▶ _Given instruction_
Identify each line below that contains the word "salita", and copy it out.

'''

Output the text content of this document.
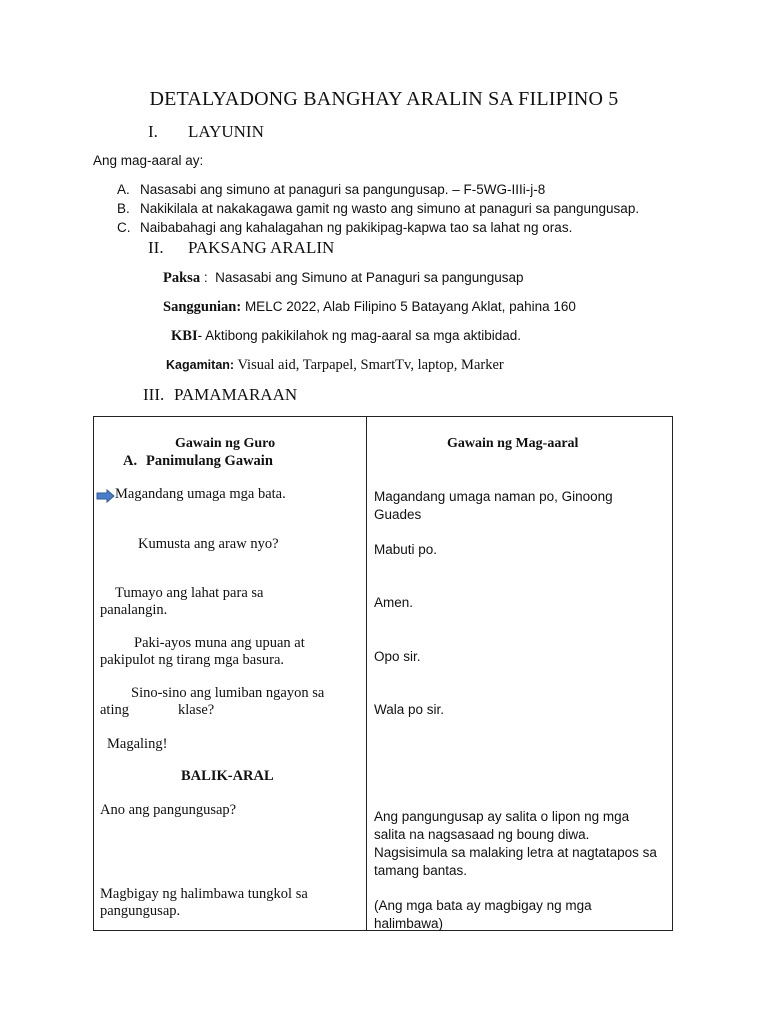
DETALYADONG BANGHAY ARALIN SA FILIPINO 5
I. LAYUNIN
Ang mag-aaral ay:
A. Nasasabi ang simuno at panaguri sa pangungusap. – F-5WG-IIIi-j-8
B. Nakikilala at nakakagawa gamit ng wasto ang simuno at panaguri sa pangungusap.
C. Naibabahagi ang kahalagahan ng pakikipag-kapwa tao sa lahat ng oras.
II. PAKSANG ARALIN
Paksa :  Nasasabi ang Simuno at Panaguri sa pangungusap
Sanggunian: MELC 2022, Alab Filipino 5 Batayang Aklat, pahina 160
KBI- Aktibong pakikilahok ng mag-aaral sa mga aktibidad.
Kagamitan: Visual aid, Tarpapel, SmartTv, laptop, Marker
III. PAMAMARAAN
Gawain ng Guro	Gawain ng Mag-aaral
A. Panimulang Gawain
Magandang umaga mga bata.
Kumusta ang araw nyo?
Tumayo ang lahat para sa
panalangin.
Paki-ayos muna ang upuan at
pakipulot ng tirang mga basura.
Sino-sino ang lumiban ngayon sa
ating	klase?
Magaling!
BALIK-ARAL
Ano ang pangungusap?
Magbigay ng halimbawa tungkol sa
pangungusap.
Magandang umaga naman po, Ginoong
Guades
Mabuti po.
Amen.
Opo sir.
Wala po sir.
Ang pangungusap ay salita o lipon ng mga
salita na nagsasaad ng boung diwa.
Nagsisimula sa malaking letra at nagtatapos sa
tamang bantas.
(Ang mga bata ay magbigay ng mga
halimbawa)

'''

▶ _Solved problem_
Ang pangungusap ay salita o lipon ng mga
salita na nagsasaad ng boung diwa.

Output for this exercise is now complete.